** Set task **
Please give the listing below again, replacing "Carrier Name" with "Driver Name" throughout and changing nothing else. Leave the pictures out.

━━━━━━━━━━━━━━━━

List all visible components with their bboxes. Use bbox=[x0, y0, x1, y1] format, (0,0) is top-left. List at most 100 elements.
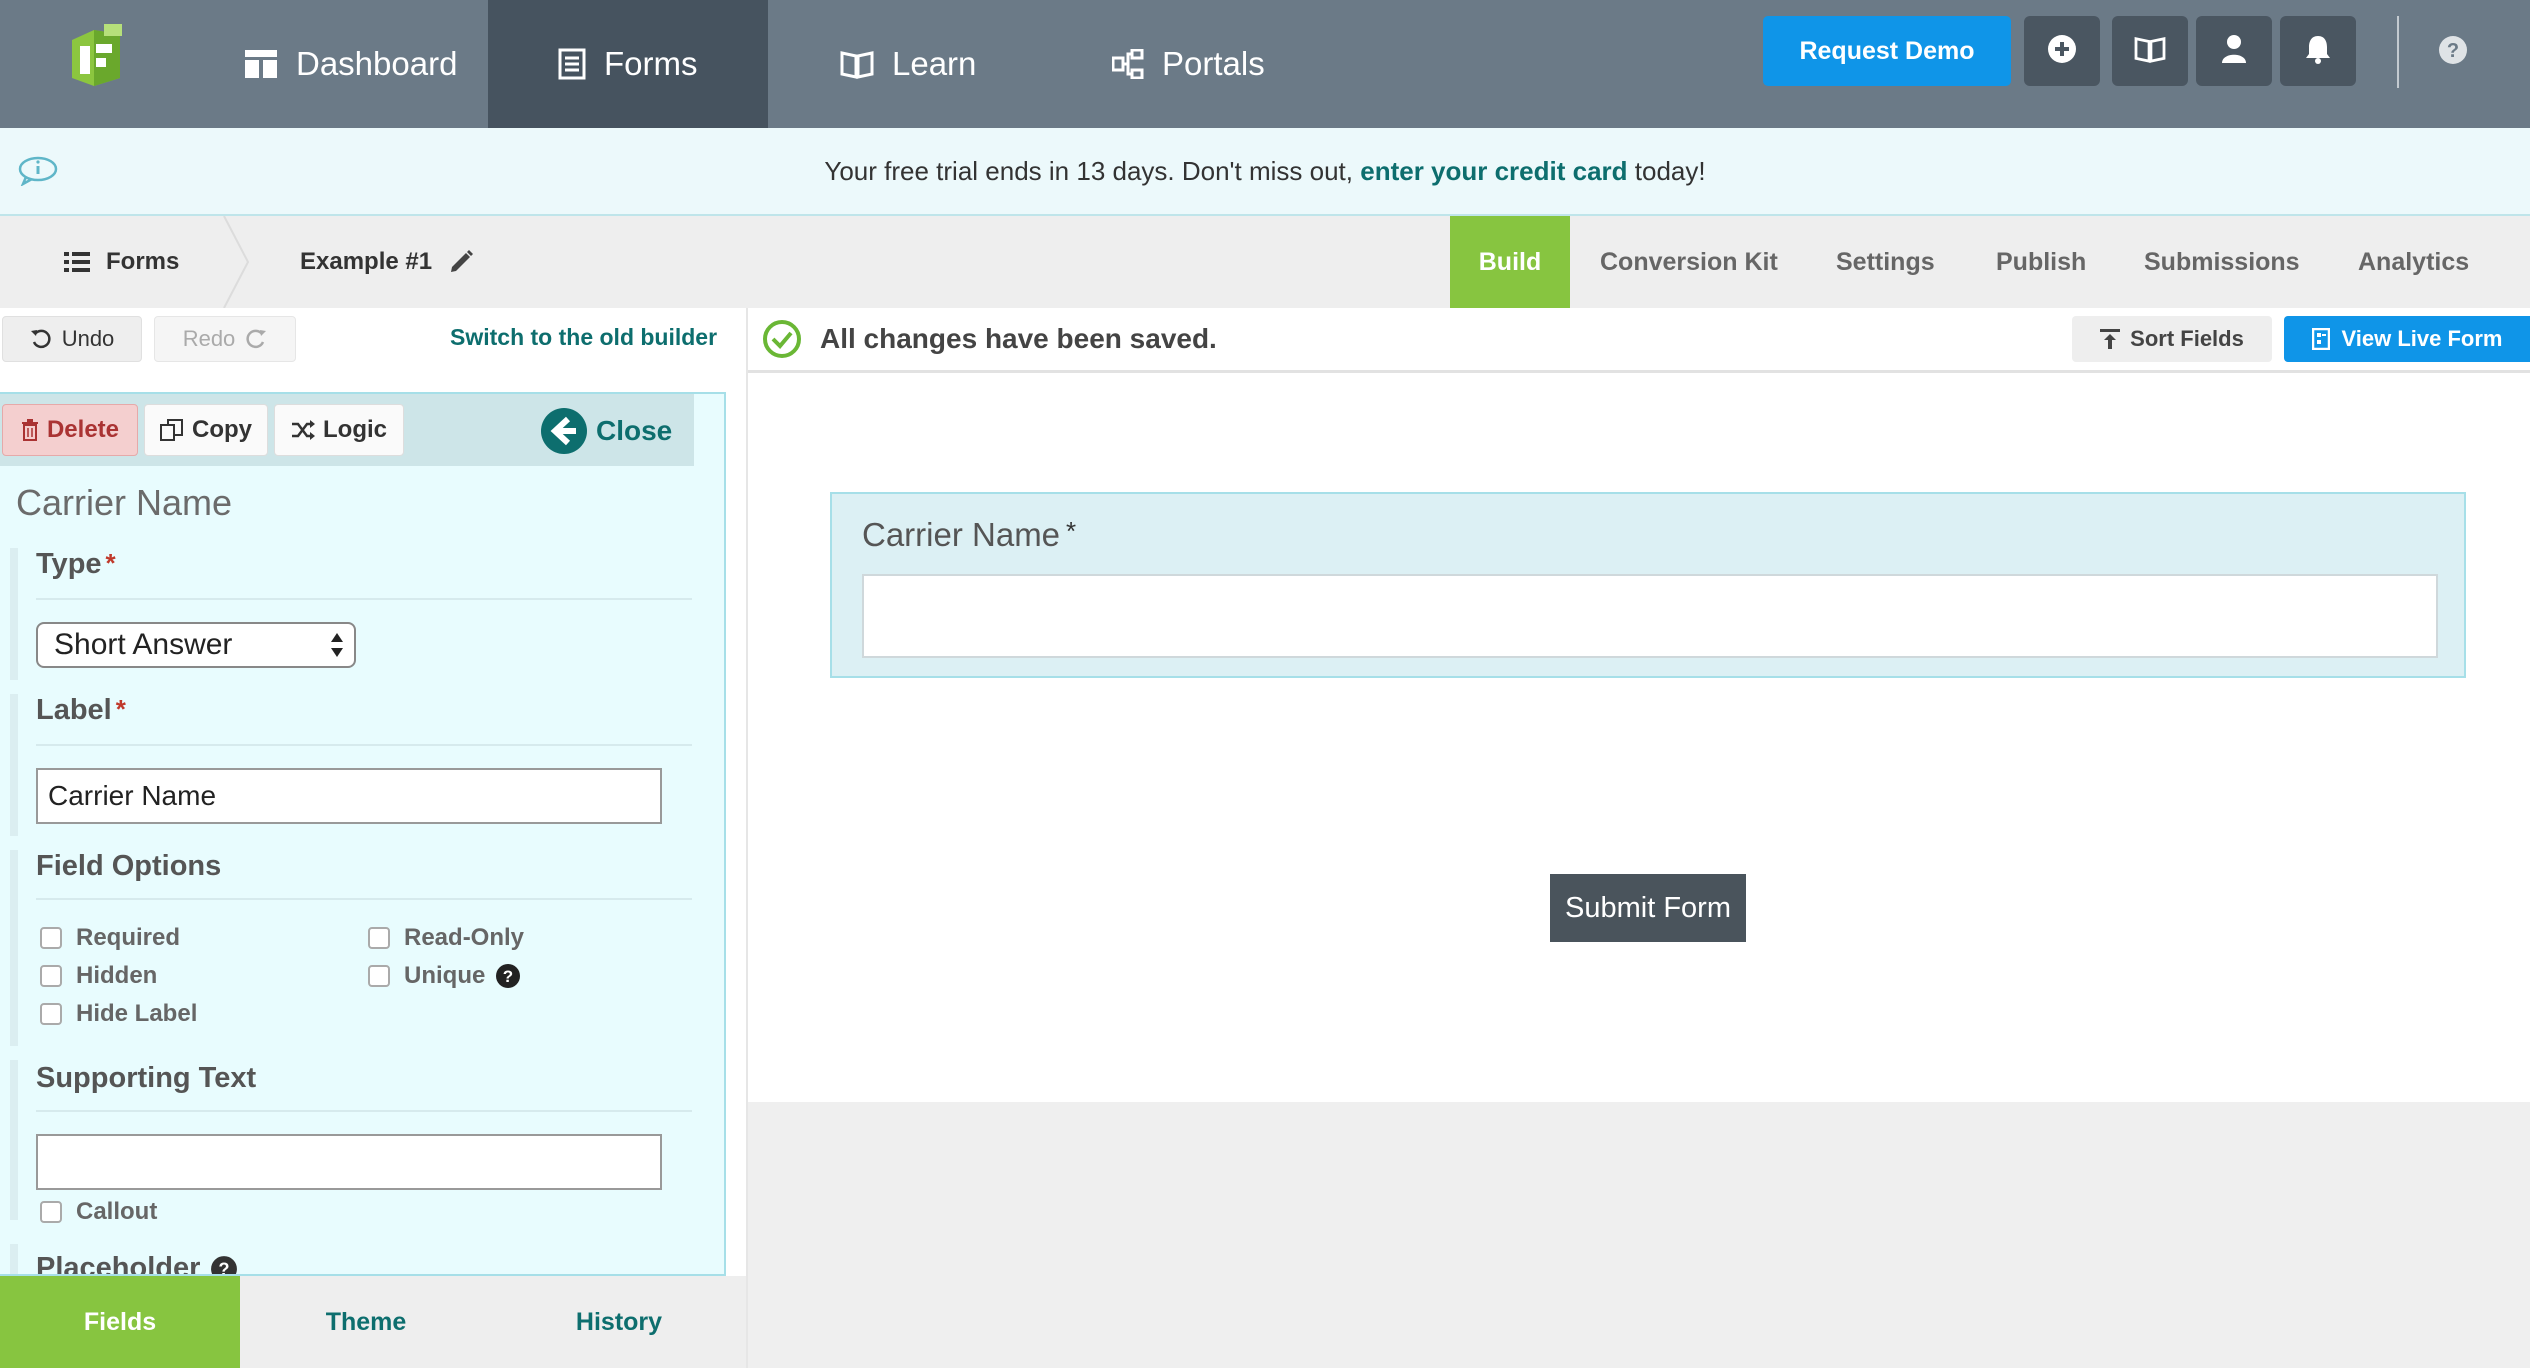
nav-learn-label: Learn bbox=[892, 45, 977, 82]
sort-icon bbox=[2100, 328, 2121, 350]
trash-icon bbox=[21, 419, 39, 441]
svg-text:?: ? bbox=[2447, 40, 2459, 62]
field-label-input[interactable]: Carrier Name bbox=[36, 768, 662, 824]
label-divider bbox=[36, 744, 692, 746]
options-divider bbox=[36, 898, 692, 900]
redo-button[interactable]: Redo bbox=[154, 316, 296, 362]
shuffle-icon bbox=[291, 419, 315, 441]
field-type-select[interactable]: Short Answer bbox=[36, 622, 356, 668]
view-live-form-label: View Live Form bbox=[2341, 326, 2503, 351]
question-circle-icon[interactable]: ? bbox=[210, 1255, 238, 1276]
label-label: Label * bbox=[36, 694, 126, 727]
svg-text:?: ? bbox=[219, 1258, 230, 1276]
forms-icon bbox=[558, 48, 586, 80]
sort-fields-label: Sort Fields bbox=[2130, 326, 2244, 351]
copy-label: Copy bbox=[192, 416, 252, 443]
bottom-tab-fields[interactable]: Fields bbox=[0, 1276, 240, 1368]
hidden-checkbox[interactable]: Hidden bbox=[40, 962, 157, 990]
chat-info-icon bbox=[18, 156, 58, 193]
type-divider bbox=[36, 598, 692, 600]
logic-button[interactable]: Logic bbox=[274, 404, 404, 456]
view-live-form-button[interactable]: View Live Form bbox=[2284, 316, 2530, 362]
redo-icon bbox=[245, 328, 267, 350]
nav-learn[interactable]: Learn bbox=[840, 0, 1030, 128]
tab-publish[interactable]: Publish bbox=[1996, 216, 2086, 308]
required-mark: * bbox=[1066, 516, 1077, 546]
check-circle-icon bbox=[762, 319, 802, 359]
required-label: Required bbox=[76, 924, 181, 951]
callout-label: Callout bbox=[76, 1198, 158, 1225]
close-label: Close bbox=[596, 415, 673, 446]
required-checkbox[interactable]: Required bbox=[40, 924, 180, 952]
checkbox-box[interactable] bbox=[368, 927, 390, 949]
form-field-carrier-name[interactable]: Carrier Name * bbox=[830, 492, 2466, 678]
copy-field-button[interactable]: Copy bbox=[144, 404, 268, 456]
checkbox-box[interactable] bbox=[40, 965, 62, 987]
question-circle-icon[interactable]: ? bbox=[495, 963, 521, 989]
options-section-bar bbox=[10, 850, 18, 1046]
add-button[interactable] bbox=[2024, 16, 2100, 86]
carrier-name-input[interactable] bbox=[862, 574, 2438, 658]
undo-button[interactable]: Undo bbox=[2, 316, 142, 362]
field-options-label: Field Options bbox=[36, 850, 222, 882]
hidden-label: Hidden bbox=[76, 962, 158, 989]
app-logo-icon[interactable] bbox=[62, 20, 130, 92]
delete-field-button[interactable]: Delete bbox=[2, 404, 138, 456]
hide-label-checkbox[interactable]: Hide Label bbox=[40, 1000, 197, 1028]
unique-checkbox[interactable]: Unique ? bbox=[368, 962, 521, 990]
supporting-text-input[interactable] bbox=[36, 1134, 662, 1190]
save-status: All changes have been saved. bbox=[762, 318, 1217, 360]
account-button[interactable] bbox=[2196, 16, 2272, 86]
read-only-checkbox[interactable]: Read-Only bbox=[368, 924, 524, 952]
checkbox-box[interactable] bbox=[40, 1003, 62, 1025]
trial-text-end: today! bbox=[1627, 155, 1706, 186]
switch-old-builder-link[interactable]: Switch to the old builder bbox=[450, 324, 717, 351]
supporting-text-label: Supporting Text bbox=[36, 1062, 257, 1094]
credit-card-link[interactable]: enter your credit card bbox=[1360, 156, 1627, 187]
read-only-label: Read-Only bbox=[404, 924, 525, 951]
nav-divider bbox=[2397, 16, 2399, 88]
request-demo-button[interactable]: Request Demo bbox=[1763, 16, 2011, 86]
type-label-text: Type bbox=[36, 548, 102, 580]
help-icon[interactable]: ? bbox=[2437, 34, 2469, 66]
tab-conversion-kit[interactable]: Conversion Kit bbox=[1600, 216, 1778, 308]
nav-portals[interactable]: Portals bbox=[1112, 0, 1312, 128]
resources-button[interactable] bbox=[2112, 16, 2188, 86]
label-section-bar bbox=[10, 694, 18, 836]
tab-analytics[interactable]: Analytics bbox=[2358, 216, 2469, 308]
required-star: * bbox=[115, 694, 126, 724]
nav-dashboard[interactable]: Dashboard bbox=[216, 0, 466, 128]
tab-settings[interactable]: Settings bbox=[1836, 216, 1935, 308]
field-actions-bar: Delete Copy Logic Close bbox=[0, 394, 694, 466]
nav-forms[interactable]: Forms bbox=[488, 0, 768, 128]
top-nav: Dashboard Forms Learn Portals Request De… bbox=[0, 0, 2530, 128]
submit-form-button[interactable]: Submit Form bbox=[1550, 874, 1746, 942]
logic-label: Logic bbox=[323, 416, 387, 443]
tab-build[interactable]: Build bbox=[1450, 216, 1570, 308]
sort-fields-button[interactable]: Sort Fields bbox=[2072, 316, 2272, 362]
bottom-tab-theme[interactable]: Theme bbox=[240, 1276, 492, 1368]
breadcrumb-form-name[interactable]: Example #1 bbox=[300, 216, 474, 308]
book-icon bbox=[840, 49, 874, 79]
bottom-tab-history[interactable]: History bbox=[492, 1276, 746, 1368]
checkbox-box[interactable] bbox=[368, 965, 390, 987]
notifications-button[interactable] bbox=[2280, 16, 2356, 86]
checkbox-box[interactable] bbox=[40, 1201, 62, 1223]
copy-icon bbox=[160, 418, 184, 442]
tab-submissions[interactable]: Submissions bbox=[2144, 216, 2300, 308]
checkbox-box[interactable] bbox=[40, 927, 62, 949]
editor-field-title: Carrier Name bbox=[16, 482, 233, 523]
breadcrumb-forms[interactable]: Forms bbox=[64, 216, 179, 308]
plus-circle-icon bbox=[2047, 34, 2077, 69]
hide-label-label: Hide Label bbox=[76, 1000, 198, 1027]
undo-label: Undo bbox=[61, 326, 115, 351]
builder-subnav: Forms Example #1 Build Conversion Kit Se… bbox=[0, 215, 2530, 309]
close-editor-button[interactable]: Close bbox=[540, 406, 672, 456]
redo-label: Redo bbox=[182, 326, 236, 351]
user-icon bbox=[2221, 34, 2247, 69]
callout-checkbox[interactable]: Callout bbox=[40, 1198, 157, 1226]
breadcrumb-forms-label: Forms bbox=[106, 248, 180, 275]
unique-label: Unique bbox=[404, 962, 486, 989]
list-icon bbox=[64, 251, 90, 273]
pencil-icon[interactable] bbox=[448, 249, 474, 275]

━━━━━━━━━━━━━━━━

** Task result **
List all visible components with their bboxes. Use bbox=[x0, y0, x1, y1] format, (0,0) is top-left. List at most 100 elements.
nav-learn-label: Learn bbox=[892, 45, 977, 82]
sort-icon bbox=[2100, 328, 2121, 350]
trash-icon bbox=[21, 419, 39, 441]
svg-text:?: ? bbox=[2447, 40, 2459, 62]
field-label-input[interactable]: Driver Name bbox=[36, 768, 662, 824]
label-divider bbox=[36, 744, 692, 746]
options-divider bbox=[36, 898, 692, 900]
redo-button[interactable]: Redo bbox=[154, 316, 296, 362]
shuffle-icon bbox=[291, 419, 315, 441]
field-type-select[interactable]: Short Answer bbox=[36, 622, 356, 668]
view-live-form-label: View Live Form bbox=[2341, 326, 2503, 351]
question-circle-icon[interactable]: ? bbox=[210, 1255, 238, 1276]
label-label: Label * bbox=[36, 694, 126, 727]
svg-text:?: ? bbox=[219, 1258, 230, 1276]
forms-icon bbox=[558, 48, 586, 80]
sort-fields-label: Sort Fields bbox=[2130, 326, 2244, 351]
copy-label: Copy bbox=[192, 416, 252, 443]
bottom-tab-fields[interactable]: Fields bbox=[0, 1276, 240, 1368]
hidden-checkbox[interactable]: Hidden bbox=[40, 962, 157, 990]
chat-info-icon bbox=[18, 156, 58, 193]
type-divider bbox=[36, 598, 692, 600]
logic-button[interactable]: Logic bbox=[274, 404, 404, 456]
view-live-form-button[interactable]: View Live Form bbox=[2284, 316, 2530, 362]
redo-icon bbox=[245, 328, 267, 350]
nav-learn[interactable]: Learn bbox=[840, 0, 1030, 128]
tab-publish[interactable]: Publish bbox=[1996, 216, 2086, 308]
required-mark: * bbox=[1066, 516, 1077, 546]
check-circle-icon bbox=[762, 319, 802, 359]
required-label: Required bbox=[76, 924, 181, 951]
callout-label: Callout bbox=[76, 1198, 158, 1225]
close-label: Close bbox=[596, 415, 673, 446]
required-checkbox[interactable]: Required bbox=[40, 924, 180, 952]
checkbox-box[interactable] bbox=[368, 927, 390, 949]
form-field-carrier-name[interactable]: Driver Name * bbox=[830, 492, 2466, 678]
copy-field-button[interactable]: Copy bbox=[144, 404, 268, 456]
checkbox-box[interactable] bbox=[40, 965, 62, 987]
question-circle-icon[interactable]: ? bbox=[495, 963, 521, 989]
options-section-bar bbox=[10, 850, 18, 1046]
add-button[interactable] bbox=[2024, 16, 2100, 86]
carrier-name-input[interactable] bbox=[862, 574, 2438, 658]
undo-button[interactable]: Undo bbox=[2, 316, 142, 362]
field-options-label: Field Options bbox=[36, 850, 222, 882]
hidden-label: Hidden bbox=[76, 962, 158, 989]
app-logo-icon[interactable] bbox=[62, 20, 130, 92]
delete-field-button[interactable]: Delete bbox=[2, 404, 138, 456]
hide-label-checkbox[interactable]: Hide Label bbox=[40, 1000, 197, 1028]
unique-checkbox[interactable]: Unique ? bbox=[368, 962, 521, 990]
supporting-text-input[interactable] bbox=[36, 1134, 662, 1190]
save-status: All changes have been saved. bbox=[762, 318, 1217, 360]
account-button[interactable] bbox=[2196, 16, 2272, 86]
read-only-checkbox[interactable]: Read-Only bbox=[368, 924, 524, 952]
checkbox-box[interactable] bbox=[40, 1003, 62, 1025]
trial-text-end: today! bbox=[1627, 155, 1706, 186]
switch-old-builder-link[interactable]: Switch to the old builder bbox=[450, 324, 717, 351]
supporting-text-label: Supporting Text bbox=[36, 1062, 257, 1094]
credit-card-link[interactable]: enter your credit card bbox=[1360, 156, 1627, 187]
read-only-label: Read-Only bbox=[404, 924, 525, 951]
nav-divider bbox=[2397, 16, 2399, 88]
request-demo-button[interactable]: Request Demo bbox=[1763, 16, 2011, 86]
type-label-text: Type bbox=[36, 548, 102, 580]
help-icon[interactable]: ? bbox=[2437, 34, 2469, 66]
tab-conversion-kit[interactable]: Conversion Kit bbox=[1600, 216, 1778, 308]
nav-portals[interactable]: Portals bbox=[1112, 0, 1312, 128]
resources-button[interactable] bbox=[2112, 16, 2188, 86]
label-section-bar bbox=[10, 694, 18, 836]
tab-analytics[interactable]: Analytics bbox=[2358, 216, 2469, 308]
required-star: * bbox=[115, 694, 126, 724]
nav-dashboard[interactable]: Dashboard bbox=[216, 0, 466, 128]
tab-settings[interactable]: Settings bbox=[1836, 216, 1935, 308]
field-actions-bar: Delete Copy Logic Close bbox=[0, 394, 694, 466]
nav-forms[interactable]: Forms bbox=[488, 0, 768, 128]
top-nav: Dashboard Forms Learn Portals Request De… bbox=[0, 0, 2530, 128]
submit-form-button[interactable]: Submit Form bbox=[1550, 874, 1746, 942]
logic-label: Logic bbox=[323, 416, 387, 443]
tab-build[interactable]: Build bbox=[1450, 216, 1570, 308]
sort-fields-button[interactable]: Sort Fields bbox=[2072, 316, 2272, 362]
bottom-tab-theme[interactable]: Theme bbox=[240, 1276, 492, 1368]
breadcrumb-form-name[interactable]: Example #1 bbox=[300, 216, 474, 308]
book-icon bbox=[840, 49, 874, 79]
bottom-tab-history[interactable]: History bbox=[492, 1276, 746, 1368]
checkbox-box[interactable] bbox=[368, 965, 390, 987]
notifications-button[interactable] bbox=[2280, 16, 2356, 86]
checkbox-box[interactable] bbox=[40, 1201, 62, 1223]
copy-icon bbox=[160, 418, 184, 442]
tab-submissions[interactable]: Submissions bbox=[2144, 216, 2300, 308]
checkbox-box[interactable] bbox=[40, 927, 62, 949]
editor-field-title: Driver Name bbox=[16, 482, 233, 523]
breadcrumb-forms[interactable]: Forms bbox=[64, 216, 179, 308]
plus-circle-icon bbox=[2047, 34, 2077, 69]
hide-label-label: Hide Label bbox=[76, 1000, 198, 1027]
undo-label: Undo bbox=[61, 326, 115, 351]
builder-subnav: Forms Example #1 Build Conversion Kit Se… bbox=[0, 215, 2530, 309]
close-editor-button[interactable]: Close bbox=[540, 406, 672, 456]
redo-label: Redo bbox=[182, 326, 236, 351]
user-icon bbox=[2221, 34, 2247, 69]
callout-checkbox[interactable]: Callout bbox=[40, 1198, 157, 1226]
breadcrumb-forms-label: Forms bbox=[106, 248, 180, 275]
unique-label: Unique bbox=[404, 962, 486, 989]
list-icon bbox=[64, 251, 90, 273]
pencil-icon[interactable] bbox=[448, 249, 474, 275]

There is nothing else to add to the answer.